Figure data in JSON

■ ■ ■

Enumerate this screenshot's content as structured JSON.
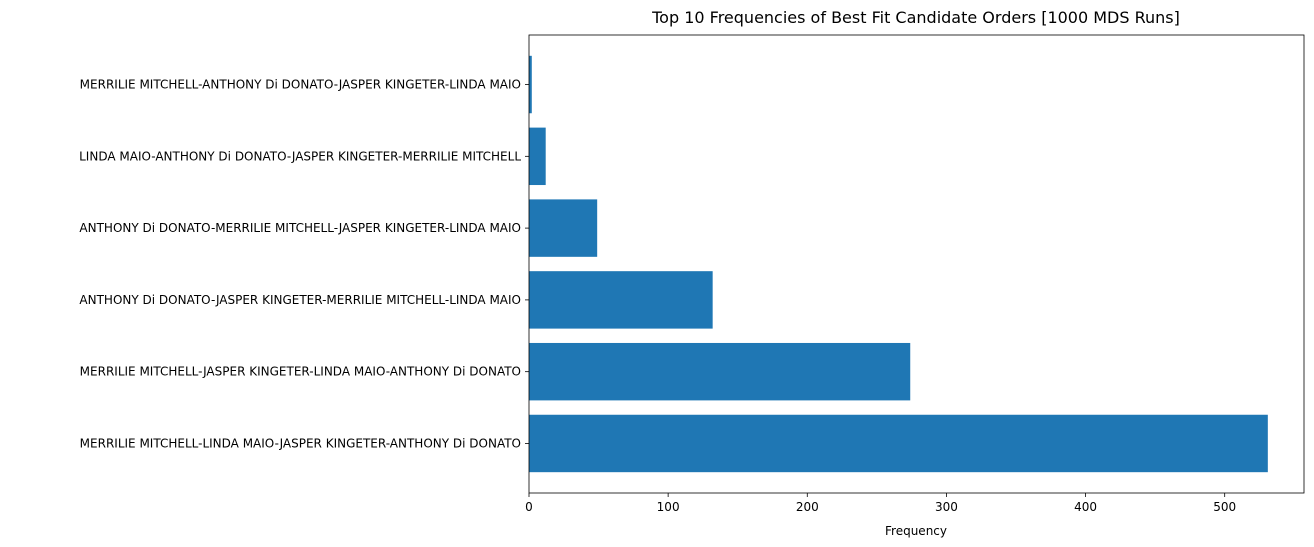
{
  "chart_data": {
    "type": "bar",
    "orientation": "horizontal",
    "title": "Top 10 Frequencies of Best Fit Candidate Orders [1000 MDS Runs]",
    "xlabel": "Frequency",
    "ylabel": "",
    "categories": [
      "MERRILIE MITCHELL-LINDA MAIO-JASPER KINGETER-ANTHONY Di DONATO",
      "MERRILIE MITCHELL-JASPER KINGETER-LINDA MAIO-ANTHONY Di DONATO",
      "ANTHONY Di DONATO-JASPER KINGETER-MERRILIE MITCHELL-LINDA MAIO",
      "ANTHONY Di DONATO-MERRILIE MITCHELL-JASPER KINGETER-LINDA MAIO",
      "LINDA MAIO-ANTHONY Di DONATO-JASPER KINGETER-MERRILIE MITCHELL",
      "MERRILIE MITCHELL-ANTHONY Di DONATO-JASPER KINGETER-LINDA MAIO"
    ],
    "values": [
      531,
      274,
      132,
      49,
      12,
      2
    ],
    "xlim": [
      0,
      557
    ],
    "xticks": [
      0,
      100,
      200,
      300,
      400,
      500
    ],
    "grid": false,
    "color": "#1f77b4"
  }
}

■ ■ ■

Keep the pictures out of the copy and return the rest of the data above exactly.

Enumerate this screenshot's content as structured JSON.
{
  "chart_data": {
    "type": "bar",
    "orientation": "horizontal",
    "title": "Top 10 Frequencies of Best Fit Candidate Orders [1000 MDS Runs]",
    "xlabel": "Frequency",
    "ylabel": "",
    "categories": [
      "MERRILIE MITCHELL-LINDA MAIO-JASPER KINGETER-ANTHONY Di DONATO",
      "MERRILIE MITCHELL-JASPER KINGETER-LINDA MAIO-ANTHONY Di DONATO",
      "ANTHONY Di DONATO-JASPER KINGETER-MERRILIE MITCHELL-LINDA MAIO",
      "ANTHONY Di DONATO-MERRILIE MITCHELL-JASPER KINGETER-LINDA MAIO",
      "LINDA MAIO-ANTHONY Di DONATO-JASPER KINGETER-MERRILIE MITCHELL",
      "MERRILIE MITCHELL-ANTHONY Di DONATO-JASPER KINGETER-LINDA MAIO"
    ],
    "values": [
      531,
      274,
      132,
      49,
      12,
      2
    ],
    "xlim": [
      0,
      557
    ],
    "xticks": [
      0,
      100,
      200,
      300,
      400,
      500
    ],
    "grid": false,
    "color": "#1f77b4"
  }
}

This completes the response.